*WRITTEN PROBLEM*.
Locate every line below that contains the word "window" and copy it.

---- WORKING DATA

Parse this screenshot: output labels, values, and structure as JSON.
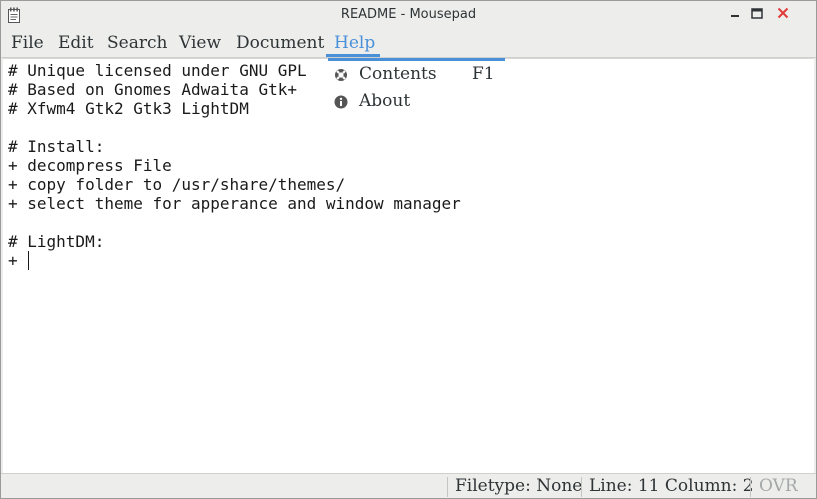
{
  "window": {
    "title": "README - Mousepad"
  },
  "menubar": {
    "items": [
      "File",
      "Edit",
      "Search",
      "View",
      "Document",
      "Help"
    ],
    "active": "Help"
  },
  "help_menu": {
    "items": [
      {
        "label": "Contents",
        "accel": "F1",
        "icon": "help-buoy-icon"
      },
      {
        "label": "About",
        "accel": "",
        "icon": "info-icon"
      }
    ]
  },
  "editor": {
    "lines": [
      "# Unique licensed under GNU GPL",
      "# Based on Gnomes Adwaita Gtk+",
      "# Xfwm4 Gtk2 Gtk3 LightDM",
      "",
      "# Install:",
      "+ decompress File",
      "+ copy folder to /usr/share/themes/",
      "+ select theme for apperance and window manager",
      "",
      "# LightDM:",
      "+ "
    ]
  },
  "statusbar": {
    "filetype": "Filetype: None",
    "position": "Line: 11 Column: 2",
    "mode": "OVR"
  },
  "colors": {
    "accent": "#4a90d9",
    "close_button": "#e03c3c"
  }
}
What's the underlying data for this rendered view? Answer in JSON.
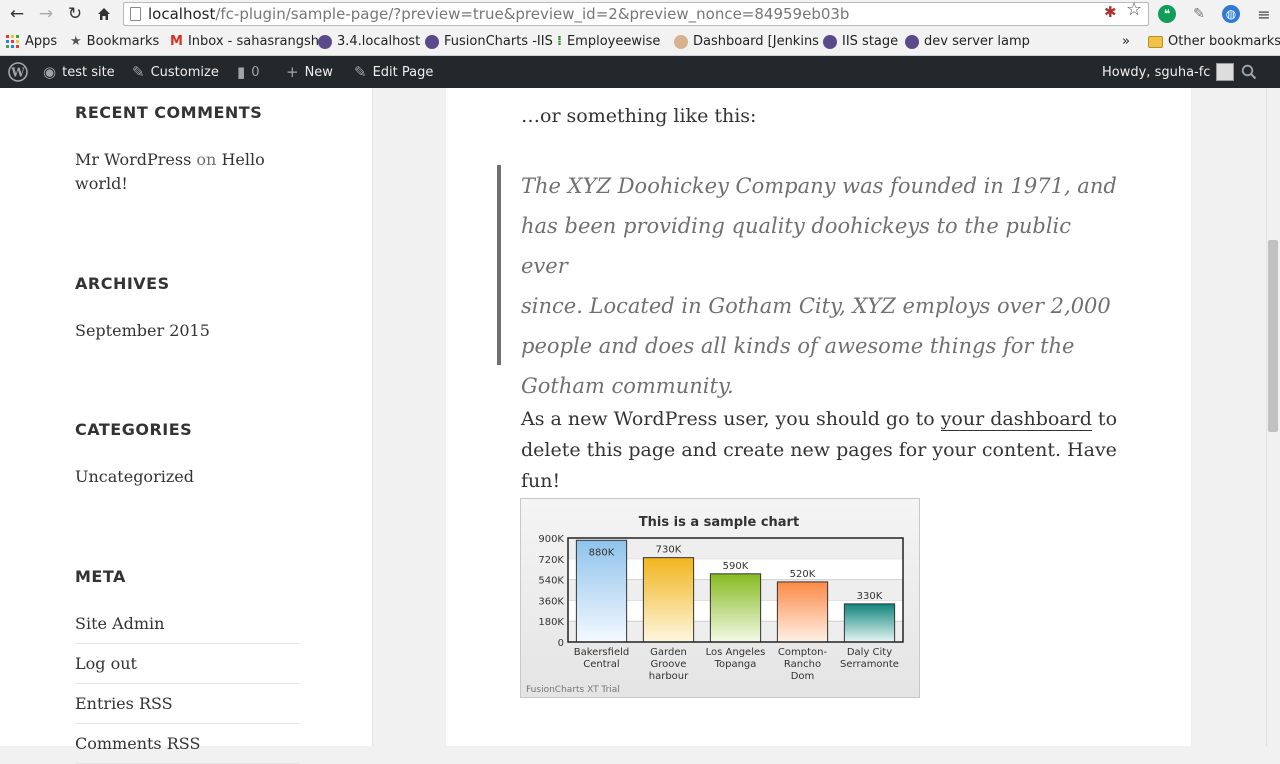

--------

*FINAL RESULT*.
  "window": {
      "+ select theme for apperance and window manager",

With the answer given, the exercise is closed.